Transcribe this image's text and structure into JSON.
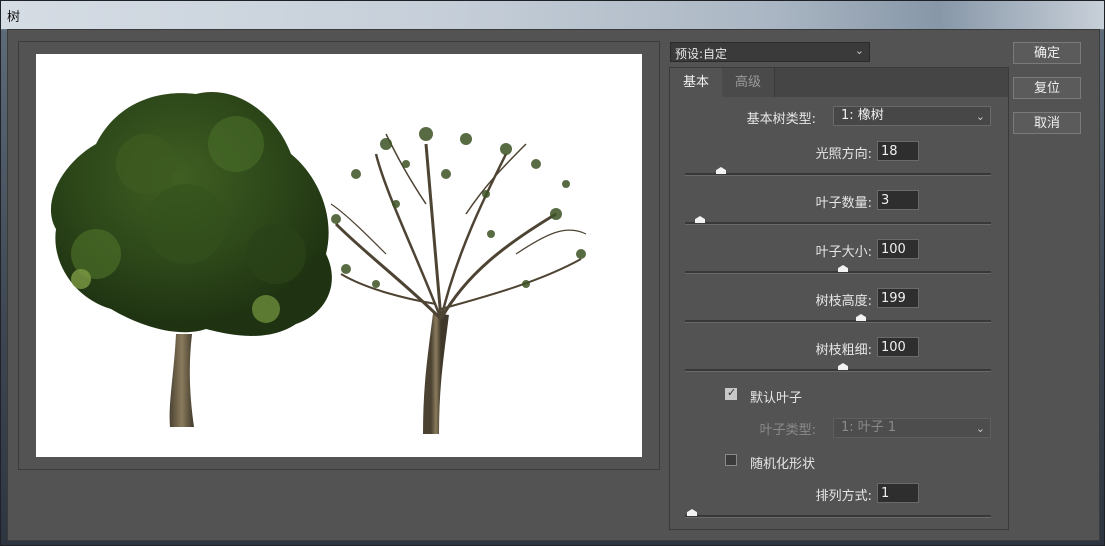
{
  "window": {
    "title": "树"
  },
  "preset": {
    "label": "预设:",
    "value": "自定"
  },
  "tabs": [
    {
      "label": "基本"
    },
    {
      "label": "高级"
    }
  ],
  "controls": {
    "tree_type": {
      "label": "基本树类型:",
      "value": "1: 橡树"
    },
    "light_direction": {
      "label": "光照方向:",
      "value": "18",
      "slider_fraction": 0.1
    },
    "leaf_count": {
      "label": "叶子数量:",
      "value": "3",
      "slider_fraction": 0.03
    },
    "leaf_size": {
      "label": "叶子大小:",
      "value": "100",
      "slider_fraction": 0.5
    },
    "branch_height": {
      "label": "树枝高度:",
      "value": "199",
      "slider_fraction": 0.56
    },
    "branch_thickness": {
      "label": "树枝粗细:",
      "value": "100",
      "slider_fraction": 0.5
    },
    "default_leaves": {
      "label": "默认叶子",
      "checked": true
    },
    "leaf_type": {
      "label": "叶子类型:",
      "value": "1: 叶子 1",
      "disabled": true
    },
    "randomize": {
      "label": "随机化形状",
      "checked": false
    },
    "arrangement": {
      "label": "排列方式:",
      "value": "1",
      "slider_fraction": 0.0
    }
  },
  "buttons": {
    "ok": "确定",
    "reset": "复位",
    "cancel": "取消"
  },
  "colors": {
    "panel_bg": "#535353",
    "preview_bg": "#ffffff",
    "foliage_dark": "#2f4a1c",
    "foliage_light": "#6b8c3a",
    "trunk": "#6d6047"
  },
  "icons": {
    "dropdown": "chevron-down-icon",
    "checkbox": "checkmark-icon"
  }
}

## [Exercise prompt]
Produce an exact copy of each line of data, skipping embedded images.

## [Right answer]
Transcribe this image's text and structure into JSON.
{
  "window": {
    "title": "树"
  },
  "preset": {
    "label": "预设:",
    "value": "自定"
  },
  "tabs": [
    {
      "label": "基本"
    },
    {
      "label": "高级"
    }
  ],
  "controls": {
    "tree_type": {
      "label": "基本树类型:",
      "value": "1: 橡树"
    },
    "light_direction": {
      "label": "光照方向:",
      "value": "18",
      "slider_fraction": 0.1
    },
    "leaf_count": {
      "label": "叶子数量:",
      "value": "3",
      "slider_fraction": 0.03
    },
    "leaf_size": {
      "label": "叶子大小:",
      "value": "100",
      "slider_fraction": 0.5
    },
    "branch_height": {
      "label": "树枝高度:",
      "value": "199",
      "slider_fraction": 0.56
    },
    "branch_thickness": {
      "label": "树枝粗细:",
      "value": "100",
      "slider_fraction": 0.5
    },
    "default_leaves": {
      "label": "默认叶子",
      "checked": true
    },
    "leaf_type": {
      "label": "叶子类型:",
      "value": "1: 叶子 1",
      "disabled": true
    },
    "randomize": {
      "label": "随机化形状",
      "checked": false
    },
    "arrangement": {
      "label": "排列方式:",
      "value": "1",
      "slider_fraction": 0.0
    }
  },
  "buttons": {
    "ok": "确定",
    "reset": "复位",
    "cancel": "取消"
  },
  "colors": {
    "panel_bg": "#535353",
    "preview_bg": "#ffffff",
    "foliage_dark": "#2f4a1c",
    "foliage_light": "#6b8c3a",
    "trunk": "#6d6047"
  },
  "icons": {
    "dropdown": "chevron-down-icon",
    "checkbox": "checkmark-icon"
  }
}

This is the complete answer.